▶ _Task to carry out_
Extract the listing in its entirety, keeping each line identical to the original.

▶ _Material for this exercise_

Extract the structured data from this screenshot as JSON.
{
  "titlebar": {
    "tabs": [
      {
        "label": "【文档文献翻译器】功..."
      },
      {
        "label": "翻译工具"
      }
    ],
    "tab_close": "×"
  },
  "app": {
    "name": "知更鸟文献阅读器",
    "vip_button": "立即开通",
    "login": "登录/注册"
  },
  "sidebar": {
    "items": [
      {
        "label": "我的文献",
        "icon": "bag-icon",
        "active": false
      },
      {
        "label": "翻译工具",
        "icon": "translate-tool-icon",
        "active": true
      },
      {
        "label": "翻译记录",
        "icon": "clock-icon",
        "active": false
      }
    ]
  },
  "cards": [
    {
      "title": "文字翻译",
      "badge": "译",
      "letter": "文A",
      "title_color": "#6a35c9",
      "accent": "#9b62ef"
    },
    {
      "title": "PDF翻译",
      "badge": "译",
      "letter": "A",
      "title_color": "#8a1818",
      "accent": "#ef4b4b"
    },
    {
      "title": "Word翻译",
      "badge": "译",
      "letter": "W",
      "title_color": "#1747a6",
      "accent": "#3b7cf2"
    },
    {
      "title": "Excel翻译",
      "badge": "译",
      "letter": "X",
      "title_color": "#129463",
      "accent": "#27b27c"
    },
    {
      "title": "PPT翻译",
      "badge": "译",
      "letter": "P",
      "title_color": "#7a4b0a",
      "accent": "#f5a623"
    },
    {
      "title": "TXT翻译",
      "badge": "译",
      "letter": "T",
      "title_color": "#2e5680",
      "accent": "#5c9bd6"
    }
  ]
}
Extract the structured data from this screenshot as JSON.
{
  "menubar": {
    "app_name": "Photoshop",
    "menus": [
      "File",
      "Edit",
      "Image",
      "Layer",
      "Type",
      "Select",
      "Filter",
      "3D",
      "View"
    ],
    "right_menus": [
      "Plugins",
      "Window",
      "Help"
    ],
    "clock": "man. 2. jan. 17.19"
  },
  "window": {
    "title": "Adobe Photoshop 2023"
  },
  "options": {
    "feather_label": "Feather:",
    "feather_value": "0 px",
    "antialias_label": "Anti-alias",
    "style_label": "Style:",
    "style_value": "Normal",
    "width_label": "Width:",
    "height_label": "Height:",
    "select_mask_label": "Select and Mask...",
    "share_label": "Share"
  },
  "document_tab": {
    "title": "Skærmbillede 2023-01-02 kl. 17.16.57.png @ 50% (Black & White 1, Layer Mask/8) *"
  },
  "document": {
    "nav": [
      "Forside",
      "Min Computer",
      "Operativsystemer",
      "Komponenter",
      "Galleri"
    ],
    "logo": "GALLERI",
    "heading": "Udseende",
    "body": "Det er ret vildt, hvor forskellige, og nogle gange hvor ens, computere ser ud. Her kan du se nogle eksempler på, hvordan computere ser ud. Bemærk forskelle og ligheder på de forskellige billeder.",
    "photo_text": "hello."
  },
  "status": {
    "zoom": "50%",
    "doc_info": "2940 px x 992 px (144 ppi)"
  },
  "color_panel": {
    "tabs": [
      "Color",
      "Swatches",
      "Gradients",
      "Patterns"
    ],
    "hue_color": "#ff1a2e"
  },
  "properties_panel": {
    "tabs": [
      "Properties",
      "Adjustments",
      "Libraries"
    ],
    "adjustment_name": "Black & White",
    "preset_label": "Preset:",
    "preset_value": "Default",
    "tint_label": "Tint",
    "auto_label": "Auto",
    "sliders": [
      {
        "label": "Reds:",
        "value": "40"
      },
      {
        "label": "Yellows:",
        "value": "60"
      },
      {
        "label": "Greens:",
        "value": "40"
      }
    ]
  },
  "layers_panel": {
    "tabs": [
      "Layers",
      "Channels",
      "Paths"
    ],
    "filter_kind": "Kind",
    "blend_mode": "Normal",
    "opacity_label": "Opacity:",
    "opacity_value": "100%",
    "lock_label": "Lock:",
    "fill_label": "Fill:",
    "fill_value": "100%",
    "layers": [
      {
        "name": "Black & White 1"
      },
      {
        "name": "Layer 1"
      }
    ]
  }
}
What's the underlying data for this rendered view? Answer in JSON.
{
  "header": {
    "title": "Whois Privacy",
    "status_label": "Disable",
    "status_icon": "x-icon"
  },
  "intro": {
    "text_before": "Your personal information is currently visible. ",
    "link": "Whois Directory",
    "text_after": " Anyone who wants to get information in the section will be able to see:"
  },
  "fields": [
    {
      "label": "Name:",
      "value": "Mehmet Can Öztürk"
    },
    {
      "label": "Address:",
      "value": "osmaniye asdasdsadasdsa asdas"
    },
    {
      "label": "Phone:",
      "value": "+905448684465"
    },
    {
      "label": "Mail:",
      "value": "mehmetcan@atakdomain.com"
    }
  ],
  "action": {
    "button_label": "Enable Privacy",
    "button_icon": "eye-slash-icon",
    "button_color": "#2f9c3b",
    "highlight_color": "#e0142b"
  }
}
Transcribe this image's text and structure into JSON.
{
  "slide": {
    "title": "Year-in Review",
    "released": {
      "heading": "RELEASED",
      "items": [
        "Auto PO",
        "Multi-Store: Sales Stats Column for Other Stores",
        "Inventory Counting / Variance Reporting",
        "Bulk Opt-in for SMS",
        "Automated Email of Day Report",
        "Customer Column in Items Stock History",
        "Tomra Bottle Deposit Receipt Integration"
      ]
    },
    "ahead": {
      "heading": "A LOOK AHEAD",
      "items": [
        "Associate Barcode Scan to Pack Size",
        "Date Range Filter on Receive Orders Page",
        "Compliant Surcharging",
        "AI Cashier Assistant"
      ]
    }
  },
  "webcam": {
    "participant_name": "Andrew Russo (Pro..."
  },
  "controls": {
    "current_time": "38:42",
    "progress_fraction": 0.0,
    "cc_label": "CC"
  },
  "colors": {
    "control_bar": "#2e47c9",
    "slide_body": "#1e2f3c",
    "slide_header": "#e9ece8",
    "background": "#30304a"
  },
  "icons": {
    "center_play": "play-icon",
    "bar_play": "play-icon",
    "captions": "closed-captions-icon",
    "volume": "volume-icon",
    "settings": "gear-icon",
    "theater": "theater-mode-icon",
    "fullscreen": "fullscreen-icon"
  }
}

▶ _Response below_
Extract the structured data from this screenshot as JSON.
{
  "titlebar": {
    "tabs": [
      {
        "label": "【文档文献翻译器】功..."
      },
      {
        "label": "翻译工具"
      }
    ],
    "tab_close": "×"
  },
  "app": {
    "name": "知更鸟文献阅读器",
    "vip_button": "立即开通",
    "login": "登录/注册"
  },
  "sidebar": {
    "items": [
      {
        "label": "我的文献",
        "icon": "bag-icon",
        "active": false
      },
      {
        "label": "翻译工具",
        "icon": "translate-tool-icon",
        "active": true
      },
      {
        "label": "翻译记录",
        "icon": "clock-icon",
        "active": false
      }
    ]
  },
  "cards": [
    {
      "title": "文字翻译",
      "badge": "译",
      "letter": "文A",
      "title_color": "#6a35c9",
      "accent": "#9b62ef"
    },
    {
      "title": "PDF翻译",
      "badge": "译",
      "letter": "A",
      "title_color": "#8a1818",
      "accent": "#ef4b4b"
    },
    {
      "title": "Word翻译",
      "badge": "译",
      "letter": "W",
      "title_color": "#1747a6",
      "accent": "#3b7cf2"
    },
    {
      "title": "Excel翻译",
      "badge": "译",
      "letter": "X",
      "title_color": "#129463",
      "accent": "#27b27c"
    },
    {
      "title": "PPT翻译",
      "badge": "译",
      "letter": "P",
      "title_color": "#7a4b0a",
      "accent": "#f5a623"
    },
    {
      "title": "TXT翻译",
      "badge": "译",
      "letter": "T",
      "title_color": "#2e5680",
      "accent": "#5c9bd6"
    }
  ]
}
Extract the structured data from this screenshot as JSON.
{
  "menubar": {
    "app_name": "Photoshop",
    "menus": [
      "File",
      "Edit",
      "Image",
      "Layer",
      "Type",
      "Select",
      "Filter",
      "3D",
      "View"
    ],
    "right_menus": [
      "Plugins",
      "Window",
      "Help"
    ],
    "clock": "man. 2. jan. 17.19"
  },
  "window": {
    "title": "Adobe Photoshop 2023"
  },
  "options": {
    "feather_label": "Feather:",
    "feather_value": "0 px",
    "antialias_label": "Anti-alias",
    "style_label": "Style:",
    "style_value": "Normal",
    "width_label": "Width:",
    "height_label": "Height:",
    "select_mask_label": "Select and Mask...",
    "share_label": "Share"
  },
  "document_tab": {
    "title": "Skærmbillede 2023-01-02 kl. 17.16.57.png @ 50% (Black & White 1, Layer Mask/8) *"
  },
  "document": {
    "nav": [
      "Forside",
      "Min Computer",
      "Operativsystemer",
      "Komponenter",
      "Galleri"
    ],
    "logo": "GALLERI",
    "heading": "Udseende",
    "body": "Det er ret vildt, hvor forskellige, og nogle gange hvor ens, computere ser ud. Her kan du se nogle eksempler på, hvordan computere ser ud. Bemærk forskelle og ligheder på de forskellige billeder.",
    "photo_text": "hello."
  },
  "status": {
    "zoom": "50%",
    "doc_info": "2940 px x 992 px (144 ppi)"
  },
  "color_panel": {
    "tabs": [
      "Color",
      "Swatches",
      "Gradients",
      "Patterns"
    ],
    "hue_color": "#ff1a2e"
  },
  "properties_panel": {
    "tabs": [
      "Properties",
      "Adjustments",
      "Libraries"
    ],
    "adjustment_name": "Black & White",
    "preset_label": "Preset:",
    "preset_value": "Default",
    "tint_label": "Tint",
    "auto_label": "Auto",
    "sliders": [
      {
        "label": "Reds:",
        "value": "40"
      },
      {
        "label": "Yellows:",
        "value": "60"
      },
      {
        "label": "Greens:",
        "value": "40"
      }
    ]
  },
  "layers_panel": {
    "tabs": [
      "Layers",
      "Channels",
      "Paths"
    ],
    "filter_kind": "Kind",
    "blend_mode": "Normal",
    "opacity_label": "Opacity:",
    "opacity_value": "100%",
    "lock_label": "Lock:",
    "fill_label": "Fill:",
    "fill_value": "100%",
    "layers": [
      {
        "name": "Black & White 1"
      },
      {
        "name": "Layer 1"
      }
    ]
  }
}
What's the underlying data for this rendered view? Answer in JSON.
{
  "header": {
    "title": "Whois Privacy",
    "status_label": "Disable",
    "status_icon": "x-icon"
  },
  "intro": {
    "text_before": "Your personal information is currently visible. ",
    "link": "Whois Directory",
    "text_after": " Anyone who wants to get information in the section will be able to see:"
  },
  "fields": [
    {
      "label": "Name:",
      "value": "Mehmet Can Öztürk"
    },
    {
      "label": "Address:",
      "value": "osmaniye asdasdsadasdsa asdas"
    },
    {
      "label": "Phone:",
      "value": "+905448684465"
    },
    {
      "label": "Mail:",
      "value": "mehmetcan@atakdomain.com"
    }
  ],
  "action": {
    "button_label": "Enable Privacy",
    "button_icon": "eye-slash-icon",
    "button_color": "#2f9c3b",
    "highlight_color": "#e0142b"
  }
}
Transcribe this image's text and structure into JSON.
{
  "slide": {
    "title": "Year-in Review",
    "released": {
      "heading": "RELEASED",
      "items": [
        "Auto PO",
        "Multi-Store: Sales Stats Column for Other Stores",
        "Inventory Counting / Variance Reporting",
        "Bulk Opt-in for SMS",
        "Automated Email of Day Report",
        "Customer Column in Items Stock History",
        "Tomra Bottle Deposit Receipt Integration"
      ]
    },
    "ahead": {
      "heading": "A LOOK AHEAD",
      "items": [
        "Associate Barcode Scan to Pack Size",
        "Date Range Filter on Receive Orders Page",
        "Compliant Surcharging",
        "AI Cashier Assistant"
      ]
    }
  },
  "webcam": {
    "participant_name": "Andrew Russo (Pro..."
  },
  "controls": {
    "current_time": "38:42",
    "progress_fraction": 0.0,
    "cc_label": "CC"
  },
  "colors": {
    "control_bar": "#2e47c9",
    "slide_body": "#1e2f3c",
    "slide_header": "#e9ece8",
    "background": "#30304a"
  },
  "icons": {
    "center_play": "play-icon",
    "bar_play": "play-icon",
    "captions": "closed-captions-icon",
    "volume": "volume-icon",
    "settings": "gear-icon",
    "theater": "theater-mode-icon",
    "fullscreen": "fullscreen-icon"
  }
}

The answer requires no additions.